**What needs to be done**
Repeat every line of the material, character for character.
[Start Records for the exercise]
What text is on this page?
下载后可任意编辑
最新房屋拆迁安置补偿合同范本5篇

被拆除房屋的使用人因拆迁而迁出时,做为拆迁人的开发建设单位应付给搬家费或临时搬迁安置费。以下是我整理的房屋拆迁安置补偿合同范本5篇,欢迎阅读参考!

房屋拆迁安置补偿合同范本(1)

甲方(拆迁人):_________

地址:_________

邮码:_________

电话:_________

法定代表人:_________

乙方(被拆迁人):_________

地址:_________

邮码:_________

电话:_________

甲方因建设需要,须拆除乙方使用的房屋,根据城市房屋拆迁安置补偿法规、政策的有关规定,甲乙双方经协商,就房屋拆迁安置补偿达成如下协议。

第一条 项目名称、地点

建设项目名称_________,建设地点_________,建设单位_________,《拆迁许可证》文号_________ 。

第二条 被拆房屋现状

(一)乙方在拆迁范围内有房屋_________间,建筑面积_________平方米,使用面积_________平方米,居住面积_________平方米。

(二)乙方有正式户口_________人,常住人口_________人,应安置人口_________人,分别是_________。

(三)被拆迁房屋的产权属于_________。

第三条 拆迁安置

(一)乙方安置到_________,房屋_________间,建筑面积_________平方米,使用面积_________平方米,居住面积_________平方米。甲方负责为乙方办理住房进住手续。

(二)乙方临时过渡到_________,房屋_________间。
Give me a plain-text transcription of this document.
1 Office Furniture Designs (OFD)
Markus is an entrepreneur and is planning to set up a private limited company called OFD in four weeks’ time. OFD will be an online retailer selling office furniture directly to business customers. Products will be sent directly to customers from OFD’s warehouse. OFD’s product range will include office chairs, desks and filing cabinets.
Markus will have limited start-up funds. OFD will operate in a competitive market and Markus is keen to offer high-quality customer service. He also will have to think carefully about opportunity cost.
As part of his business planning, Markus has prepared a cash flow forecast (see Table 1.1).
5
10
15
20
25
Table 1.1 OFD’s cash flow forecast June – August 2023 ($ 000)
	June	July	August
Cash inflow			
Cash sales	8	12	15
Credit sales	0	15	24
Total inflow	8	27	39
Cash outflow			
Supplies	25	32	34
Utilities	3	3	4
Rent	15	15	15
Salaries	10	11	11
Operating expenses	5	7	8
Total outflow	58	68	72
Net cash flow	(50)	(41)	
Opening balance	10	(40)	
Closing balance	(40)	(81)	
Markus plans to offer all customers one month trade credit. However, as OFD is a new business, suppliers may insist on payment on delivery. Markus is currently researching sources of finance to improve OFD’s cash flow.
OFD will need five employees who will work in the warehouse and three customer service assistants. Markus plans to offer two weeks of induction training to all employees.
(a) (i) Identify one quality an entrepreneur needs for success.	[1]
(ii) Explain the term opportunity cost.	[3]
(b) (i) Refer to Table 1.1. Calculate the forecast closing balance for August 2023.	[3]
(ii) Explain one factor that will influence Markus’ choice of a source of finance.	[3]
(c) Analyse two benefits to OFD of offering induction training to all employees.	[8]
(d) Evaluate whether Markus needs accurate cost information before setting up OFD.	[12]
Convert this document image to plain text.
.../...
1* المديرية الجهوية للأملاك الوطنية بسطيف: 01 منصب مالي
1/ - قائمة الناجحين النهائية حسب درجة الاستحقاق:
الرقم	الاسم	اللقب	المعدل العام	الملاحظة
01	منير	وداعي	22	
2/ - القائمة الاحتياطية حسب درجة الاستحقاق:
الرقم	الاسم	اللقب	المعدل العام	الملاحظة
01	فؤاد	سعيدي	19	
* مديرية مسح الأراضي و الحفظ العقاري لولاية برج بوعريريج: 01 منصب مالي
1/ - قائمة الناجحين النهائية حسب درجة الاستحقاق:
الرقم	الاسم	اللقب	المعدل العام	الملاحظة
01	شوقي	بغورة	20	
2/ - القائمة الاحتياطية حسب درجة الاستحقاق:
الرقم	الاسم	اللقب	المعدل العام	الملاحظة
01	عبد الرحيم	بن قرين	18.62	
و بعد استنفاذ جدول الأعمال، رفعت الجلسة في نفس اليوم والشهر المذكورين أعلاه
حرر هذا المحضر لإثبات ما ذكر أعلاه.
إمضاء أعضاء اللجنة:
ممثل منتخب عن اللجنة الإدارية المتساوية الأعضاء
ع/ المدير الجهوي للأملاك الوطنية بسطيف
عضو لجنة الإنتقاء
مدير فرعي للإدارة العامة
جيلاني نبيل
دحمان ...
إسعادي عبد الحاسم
[End Records for the exercise]
**Final answer**
What text is on this page?
下载后可任意编辑
最新房屋拆迁安置补偿合同范本5篇

被拆除房屋的使用人因拆迁而迁出时,做为拆迁人的开发建设单位应付给搬家费或临时搬迁安置费。以下是我整理的房屋拆迁安置补偿合同范本5篇,欢迎阅读参考!

房屋拆迁安置补偿合同范本(1)

甲方(拆迁人):_________

地址:_________

邮码:_________

电话:_________

法定代表人:_________

乙方(被拆迁人):_________

地址:_________

邮码:_________

电话:_________

甲方因建设需要,须拆除乙方使用的房屋,根据城市房屋拆迁安置补偿法规、政策的有关规定,甲乙双方经协商,就房屋拆迁安置补偿达成如下协议。

第一条 项目名称、地点

建设项目名称_________,建设地点_________,建设单位_________,《拆迁许可证》文号_________ 。

第二条 被拆房屋现状

(一)乙方在拆迁范围内有房屋_________间,建筑面积_________平方米,使用面积_________平方米,居住面积_________平方米。

(二)乙方有正式户口_________人,常住人口_________人,应安置人口_________人,分别是_________。

(三)被拆迁房屋的产权属于_________。

第三条 拆迁安置

(一)乙方安置到_________,房屋_________间,建筑面积_________平方米,使用面积_________平方米,居住面积_________平方米。甲方负责为乙方办理住房进住手续。

(二)乙方临时过渡到_________,房屋_________间。
Give me a plain-text transcription of this document.
1 Office Furniture Designs (OFD)
Markus is an entrepreneur and is planning to set up a private limited company called OFD in four weeks’ time. OFD will be an online retailer selling office furniture directly to business customers. Products will be sent directly to customers from OFD’s warehouse. OFD’s product range will include office chairs, desks and filing cabinets.
Markus will have limited start-up funds. OFD will operate in a competitive market and Markus is keen to offer high-quality customer service. He also will have to think carefully about opportunity cost.
As part of his business planning, Markus has prepared a cash flow forecast (see Table 1.1).
5
10
15
20
25
Table 1.1 OFD’s cash flow forecast June – August 2023 ($ 000)
	June	July	August
Cash inflow			
Cash sales	8	12	15
Credit sales	0	15	24
Total inflow	8	27	39
Cash outflow			
Supplies	25	32	34
Utilities	3	3	4
Rent	15	15	15
Salaries	10	11	11
Operating expenses	5	7	8
Total outflow	58	68	72
Net cash flow	(50)	(41)	
Opening balance	10	(40)	
Closing balance	(40)	(81)	
Markus plans to offer all customers one month trade credit. However, as OFD is a new business, suppliers may insist on payment on delivery. Markus is currently researching sources of finance to improve OFD’s cash flow.
OFD will need five employees who will work in the warehouse and three customer service assistants. Markus plans to offer two weeks of induction training to all employees.
(a) (i) Identify one quality an entrepreneur needs for success.	[1]
(ii) Explain the term opportunity cost.	[3]
(b) (i) Refer to Table 1.1. Calculate the forecast closing balance for August 2023.	[3]
(ii) Explain one factor that will influence Markus’ choice of a source of finance.	[3]
(c) Analyse two benefits to OFD of offering induction training to all employees.	[8]
(d) Evaluate whether Markus needs accurate cost information before setting up OFD.	[12]
Convert this document image to plain text.
.../...
1* المديرية الجهوية للأملاك الوطنية بسطيف: 01 منصب مالي
1/ - قائمة الناجحين النهائية حسب درجة الاستحقاق:
الرقم	الاسم	اللقب	المعدل العام	الملاحظة
01	منير	وداعي	22	
2/ - القائمة الاحتياطية حسب درجة الاستحقاق:
الرقم	الاسم	اللقب	المعدل العام	الملاحظة
01	فؤاد	سعيدي	19	
* مديرية مسح الأراضي و الحفظ العقاري لولاية برج بوعريريج: 01 منصب مالي
1/ - قائمة الناجحين النهائية حسب درجة الاستحقاق:
الرقم	الاسم	اللقب	المعدل العام	الملاحظة
01	شوقي	بغورة	20	
2/ - القائمة الاحتياطية حسب درجة الاستحقاق:
الرقم	الاسم	اللقب	المعدل العام	الملاحظة
01	عبد الرحيم	بن قرين	18.62	
و بعد استنفاذ جدول الأعمال، رفعت الجلسة في نفس اليوم والشهر المذكورين أعلاه
حرر هذا المحضر لإثبات ما ذكر أعلاه.
إمضاء أعضاء اللجنة:
ممثل منتخب عن اللجنة الإدارية المتساوية الأعضاء
ع/ المدير الجهوي للأملاك الوطنية بسطيف
عضو لجنة الإنتقاء
مدير فرعي للإدارة العامة
جيلاني نبيل
دحمان ...
إسعادي عبد الحاسم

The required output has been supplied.